The records below hold pictures; please leave those out and retype the rest exactly.

* * * * * * * * *

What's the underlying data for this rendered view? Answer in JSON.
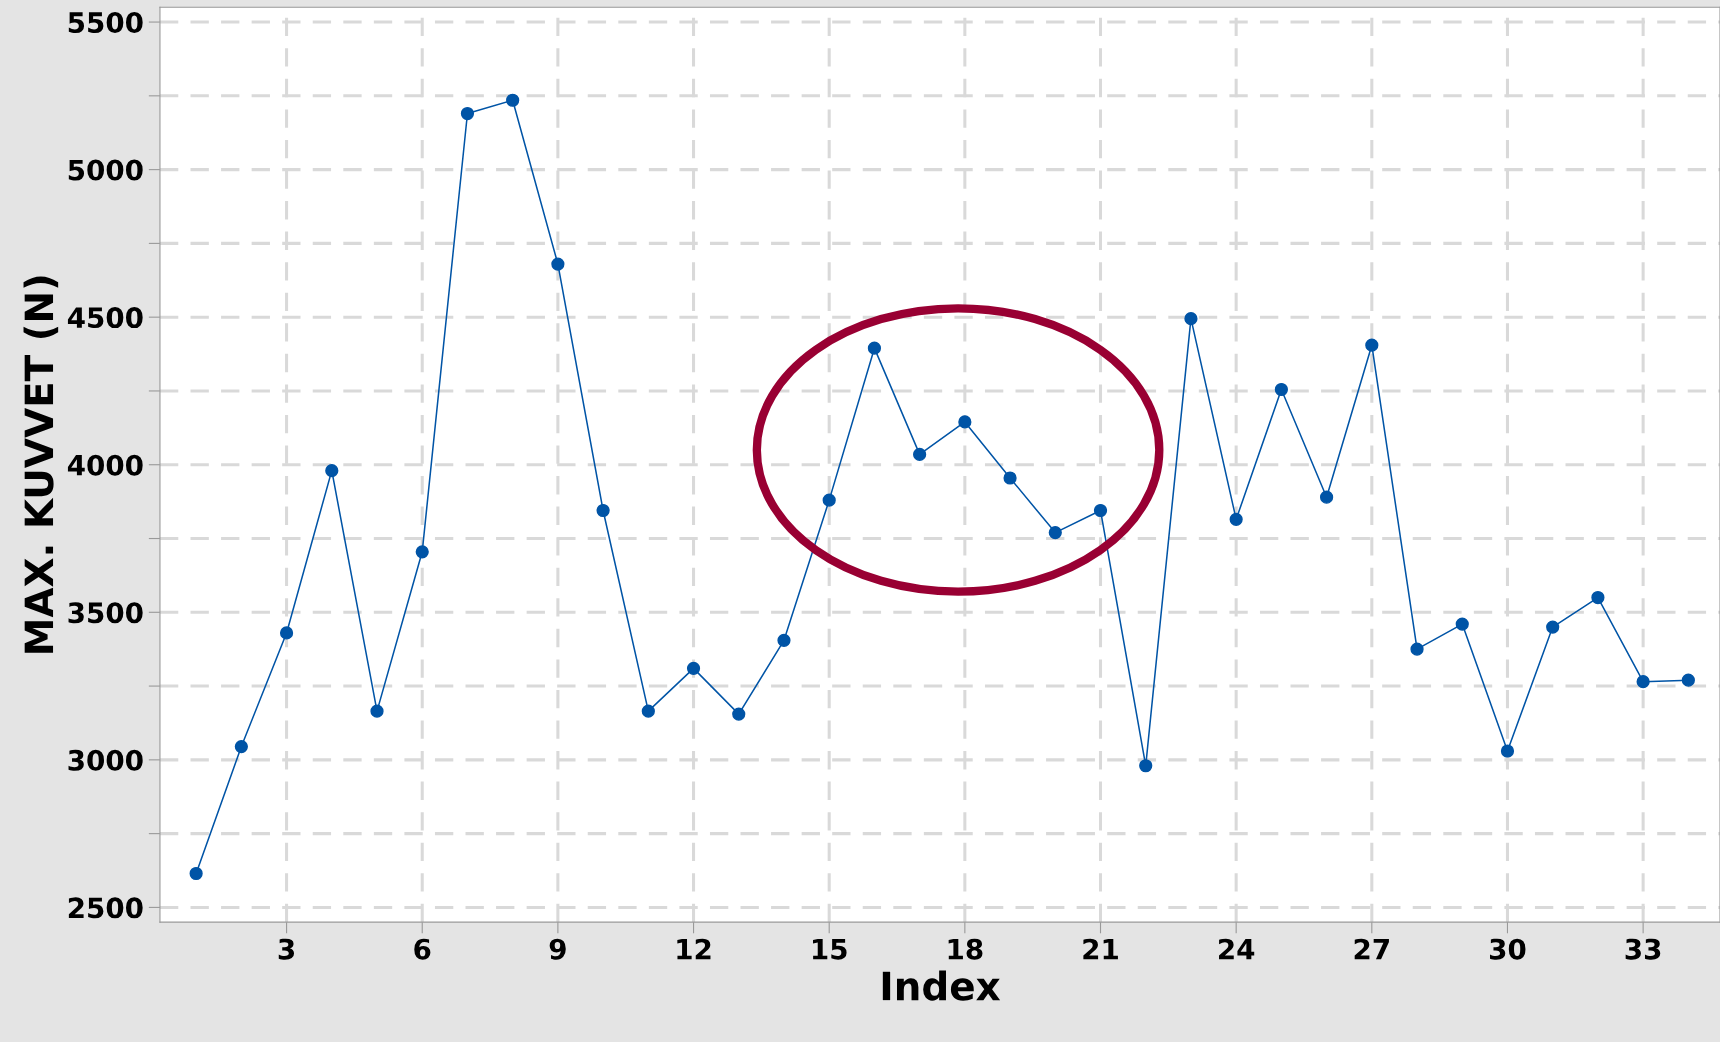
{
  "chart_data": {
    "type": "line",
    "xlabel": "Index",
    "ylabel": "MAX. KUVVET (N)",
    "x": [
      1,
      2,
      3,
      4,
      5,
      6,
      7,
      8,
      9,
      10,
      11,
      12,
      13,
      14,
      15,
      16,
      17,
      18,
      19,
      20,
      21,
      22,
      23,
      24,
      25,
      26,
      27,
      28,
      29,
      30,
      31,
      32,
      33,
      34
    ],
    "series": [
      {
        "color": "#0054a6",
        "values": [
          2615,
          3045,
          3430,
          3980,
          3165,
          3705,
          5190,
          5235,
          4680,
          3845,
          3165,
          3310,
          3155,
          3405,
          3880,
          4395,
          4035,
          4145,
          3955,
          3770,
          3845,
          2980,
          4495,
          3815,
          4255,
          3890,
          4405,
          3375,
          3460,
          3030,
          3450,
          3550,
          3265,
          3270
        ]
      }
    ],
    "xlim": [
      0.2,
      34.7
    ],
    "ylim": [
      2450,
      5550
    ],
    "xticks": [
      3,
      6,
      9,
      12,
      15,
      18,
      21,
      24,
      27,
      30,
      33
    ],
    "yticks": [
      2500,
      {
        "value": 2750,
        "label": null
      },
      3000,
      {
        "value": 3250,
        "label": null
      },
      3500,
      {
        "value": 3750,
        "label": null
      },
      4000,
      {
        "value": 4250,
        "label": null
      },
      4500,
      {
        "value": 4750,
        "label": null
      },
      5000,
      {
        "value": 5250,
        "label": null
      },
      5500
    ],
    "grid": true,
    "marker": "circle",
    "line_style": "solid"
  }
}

* * * * * * * * *

Problem solution —
What's the underlying data for this rendered view? Answer in JSON.
{
  "chart_data": {
    "type": "line",
    "xlabel": "Index",
    "ylabel": "MAX. KUVVET (N)",
    "x": [
      1,
      2,
      3,
      4,
      5,
      6,
      7,
      8,
      9,
      10,
      11,
      12,
      13,
      14,
      15,
      16,
      17,
      18,
      19,
      20,
      21,
      22,
      23,
      24,
      25,
      26,
      27,
      28,
      29,
      30,
      31,
      32,
      33,
      34
    ],
    "series": [
      {
        "color": "#0054a6",
        "values": [
          2615,
          3045,
          3430,
          3980,
          3165,
          3705,
          5190,
          5235,
          4680,
          3845,
          3165,
          3310,
          3155,
          3405,
          3880,
          4395,
          4035,
          4145,
          3955,
          3770,
          3845,
          2980,
          4495,
          3815,
          4255,
          3890,
          4405,
          3375,
          3460,
          3030,
          3450,
          3550,
          3265,
          3270
        ]
      }
    ],
    "xlim": [
      0.2,
      34.7
    ],
    "ylim": [
      2450,
      5550
    ],
    "xticks": [
      3,
      6,
      9,
      12,
      15,
      18,
      21,
      24,
      27,
      30,
      33
    ],
    "yticks": [
      2500,
      {
        "value": 2750,
        "label": null
      },
      3000,
      {
        "value": 3250,
        "label": null
      },
      3500,
      {
        "value": 3750,
        "label": null
      },
      4000,
      {
        "value": 4250,
        "label": null
      },
      4500,
      {
        "value": 4750,
        "label": null
      },
      5000,
      {
        "value": 5250,
        "label": null
      },
      5500
    ],
    "grid": true,
    "marker": "circle",
    "line_style": "solid"
  }
}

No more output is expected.